Data supplied:
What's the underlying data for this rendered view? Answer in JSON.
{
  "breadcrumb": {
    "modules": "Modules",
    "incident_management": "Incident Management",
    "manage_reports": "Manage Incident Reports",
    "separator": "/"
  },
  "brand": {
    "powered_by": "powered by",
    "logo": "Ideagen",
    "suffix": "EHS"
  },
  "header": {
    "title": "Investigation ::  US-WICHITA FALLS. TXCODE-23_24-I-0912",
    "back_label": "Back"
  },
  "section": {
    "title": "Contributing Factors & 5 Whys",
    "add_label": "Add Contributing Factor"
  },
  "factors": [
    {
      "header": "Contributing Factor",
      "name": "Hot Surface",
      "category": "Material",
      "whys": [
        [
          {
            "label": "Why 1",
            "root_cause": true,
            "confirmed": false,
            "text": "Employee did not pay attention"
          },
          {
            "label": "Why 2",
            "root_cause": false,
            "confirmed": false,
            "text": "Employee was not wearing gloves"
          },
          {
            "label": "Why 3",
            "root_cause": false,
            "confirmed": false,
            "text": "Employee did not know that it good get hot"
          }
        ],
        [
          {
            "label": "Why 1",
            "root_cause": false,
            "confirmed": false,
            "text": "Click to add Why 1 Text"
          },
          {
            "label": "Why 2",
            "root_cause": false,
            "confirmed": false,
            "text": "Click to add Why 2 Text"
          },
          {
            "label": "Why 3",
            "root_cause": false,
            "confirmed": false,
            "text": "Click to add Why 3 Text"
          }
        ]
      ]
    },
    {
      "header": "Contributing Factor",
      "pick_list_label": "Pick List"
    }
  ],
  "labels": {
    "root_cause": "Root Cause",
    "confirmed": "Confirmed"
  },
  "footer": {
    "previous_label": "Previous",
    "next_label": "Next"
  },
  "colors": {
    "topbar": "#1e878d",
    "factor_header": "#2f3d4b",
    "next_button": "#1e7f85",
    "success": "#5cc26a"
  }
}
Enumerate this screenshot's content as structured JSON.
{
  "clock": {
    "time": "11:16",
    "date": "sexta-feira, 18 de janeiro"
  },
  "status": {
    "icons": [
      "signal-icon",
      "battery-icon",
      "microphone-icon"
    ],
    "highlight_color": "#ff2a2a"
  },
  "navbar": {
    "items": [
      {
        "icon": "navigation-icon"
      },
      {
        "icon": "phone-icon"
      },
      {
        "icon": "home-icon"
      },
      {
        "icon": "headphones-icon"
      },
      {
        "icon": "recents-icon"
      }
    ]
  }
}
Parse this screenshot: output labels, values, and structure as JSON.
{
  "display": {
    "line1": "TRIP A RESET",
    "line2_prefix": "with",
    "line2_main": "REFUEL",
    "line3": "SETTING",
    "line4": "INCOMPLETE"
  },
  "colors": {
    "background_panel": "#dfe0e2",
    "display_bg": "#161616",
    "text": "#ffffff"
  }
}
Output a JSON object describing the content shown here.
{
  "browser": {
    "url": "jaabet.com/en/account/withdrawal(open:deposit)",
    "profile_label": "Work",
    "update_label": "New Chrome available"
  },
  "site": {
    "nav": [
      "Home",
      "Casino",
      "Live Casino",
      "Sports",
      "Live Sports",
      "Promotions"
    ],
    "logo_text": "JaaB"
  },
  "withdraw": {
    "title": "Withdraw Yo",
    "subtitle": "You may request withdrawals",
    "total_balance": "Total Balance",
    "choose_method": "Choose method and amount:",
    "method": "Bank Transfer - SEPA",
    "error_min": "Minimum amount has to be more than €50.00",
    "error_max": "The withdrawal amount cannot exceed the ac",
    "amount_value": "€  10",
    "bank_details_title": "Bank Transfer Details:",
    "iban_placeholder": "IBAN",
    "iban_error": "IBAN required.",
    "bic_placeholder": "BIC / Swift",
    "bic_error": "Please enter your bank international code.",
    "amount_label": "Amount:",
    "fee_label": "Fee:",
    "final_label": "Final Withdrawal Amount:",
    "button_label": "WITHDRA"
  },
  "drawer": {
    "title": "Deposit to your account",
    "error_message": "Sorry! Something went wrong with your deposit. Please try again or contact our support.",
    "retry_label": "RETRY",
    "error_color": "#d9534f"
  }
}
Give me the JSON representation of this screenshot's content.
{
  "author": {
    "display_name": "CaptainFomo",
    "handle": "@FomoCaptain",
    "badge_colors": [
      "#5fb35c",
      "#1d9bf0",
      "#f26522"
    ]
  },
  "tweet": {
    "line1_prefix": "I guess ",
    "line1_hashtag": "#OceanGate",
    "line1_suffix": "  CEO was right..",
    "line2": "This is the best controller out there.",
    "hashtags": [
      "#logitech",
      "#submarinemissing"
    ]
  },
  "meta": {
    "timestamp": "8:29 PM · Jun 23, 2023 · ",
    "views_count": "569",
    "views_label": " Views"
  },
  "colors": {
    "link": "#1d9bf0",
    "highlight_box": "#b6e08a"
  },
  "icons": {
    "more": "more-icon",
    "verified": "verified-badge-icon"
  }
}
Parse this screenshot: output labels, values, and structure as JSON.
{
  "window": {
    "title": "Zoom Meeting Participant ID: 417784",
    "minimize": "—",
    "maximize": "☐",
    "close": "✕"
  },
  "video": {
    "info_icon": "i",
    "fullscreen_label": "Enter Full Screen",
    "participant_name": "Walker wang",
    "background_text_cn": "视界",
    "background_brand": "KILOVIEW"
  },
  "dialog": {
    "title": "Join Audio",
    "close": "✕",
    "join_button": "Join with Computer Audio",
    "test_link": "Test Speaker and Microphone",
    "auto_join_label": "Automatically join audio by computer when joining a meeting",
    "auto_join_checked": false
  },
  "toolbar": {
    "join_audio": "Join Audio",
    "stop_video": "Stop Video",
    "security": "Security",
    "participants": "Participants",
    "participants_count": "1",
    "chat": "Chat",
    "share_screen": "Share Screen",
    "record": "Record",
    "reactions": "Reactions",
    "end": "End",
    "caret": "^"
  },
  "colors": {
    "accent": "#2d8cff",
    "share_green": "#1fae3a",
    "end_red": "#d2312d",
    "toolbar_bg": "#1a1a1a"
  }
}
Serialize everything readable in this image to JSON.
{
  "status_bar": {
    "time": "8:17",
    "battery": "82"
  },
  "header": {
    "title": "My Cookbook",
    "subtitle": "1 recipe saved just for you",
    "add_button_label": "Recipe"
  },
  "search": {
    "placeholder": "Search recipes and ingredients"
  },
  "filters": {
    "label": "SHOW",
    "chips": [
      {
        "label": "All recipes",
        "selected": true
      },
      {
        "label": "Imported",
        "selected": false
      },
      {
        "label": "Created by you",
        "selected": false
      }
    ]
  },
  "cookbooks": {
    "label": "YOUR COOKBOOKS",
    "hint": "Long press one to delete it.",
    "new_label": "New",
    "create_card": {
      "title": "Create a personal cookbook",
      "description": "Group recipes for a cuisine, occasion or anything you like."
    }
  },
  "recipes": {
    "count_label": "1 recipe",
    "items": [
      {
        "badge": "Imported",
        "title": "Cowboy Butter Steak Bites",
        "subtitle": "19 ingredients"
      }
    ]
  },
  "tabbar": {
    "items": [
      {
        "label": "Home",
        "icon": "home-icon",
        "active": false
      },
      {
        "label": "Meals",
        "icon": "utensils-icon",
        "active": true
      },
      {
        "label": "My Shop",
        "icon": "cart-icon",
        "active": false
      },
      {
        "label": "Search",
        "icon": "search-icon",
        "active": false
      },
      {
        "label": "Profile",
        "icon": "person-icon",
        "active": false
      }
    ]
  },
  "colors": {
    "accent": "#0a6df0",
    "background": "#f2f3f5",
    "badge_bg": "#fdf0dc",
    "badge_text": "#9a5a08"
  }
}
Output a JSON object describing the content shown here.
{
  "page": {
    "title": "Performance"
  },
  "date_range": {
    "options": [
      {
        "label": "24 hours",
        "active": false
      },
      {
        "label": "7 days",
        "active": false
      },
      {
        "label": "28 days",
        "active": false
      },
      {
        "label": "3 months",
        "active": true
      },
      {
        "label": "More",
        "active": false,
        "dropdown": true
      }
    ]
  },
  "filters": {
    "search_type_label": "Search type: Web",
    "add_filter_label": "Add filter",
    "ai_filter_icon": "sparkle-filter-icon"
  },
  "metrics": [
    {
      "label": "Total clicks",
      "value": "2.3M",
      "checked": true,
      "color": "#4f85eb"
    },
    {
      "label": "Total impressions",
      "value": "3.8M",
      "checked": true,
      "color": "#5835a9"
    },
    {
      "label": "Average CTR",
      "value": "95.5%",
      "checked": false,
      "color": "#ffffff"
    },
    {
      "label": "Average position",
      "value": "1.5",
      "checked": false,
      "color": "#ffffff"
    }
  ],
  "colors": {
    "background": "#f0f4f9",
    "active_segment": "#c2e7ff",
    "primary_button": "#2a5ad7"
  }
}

Exercise details: Pick out every line above that contains the word "Please" and copy it.

Written answer:
    "bic_error": "Please enter your bank international code.",
    "error_message": "Sorry! Something went wrong with your deposit. Please try again or contact our support.",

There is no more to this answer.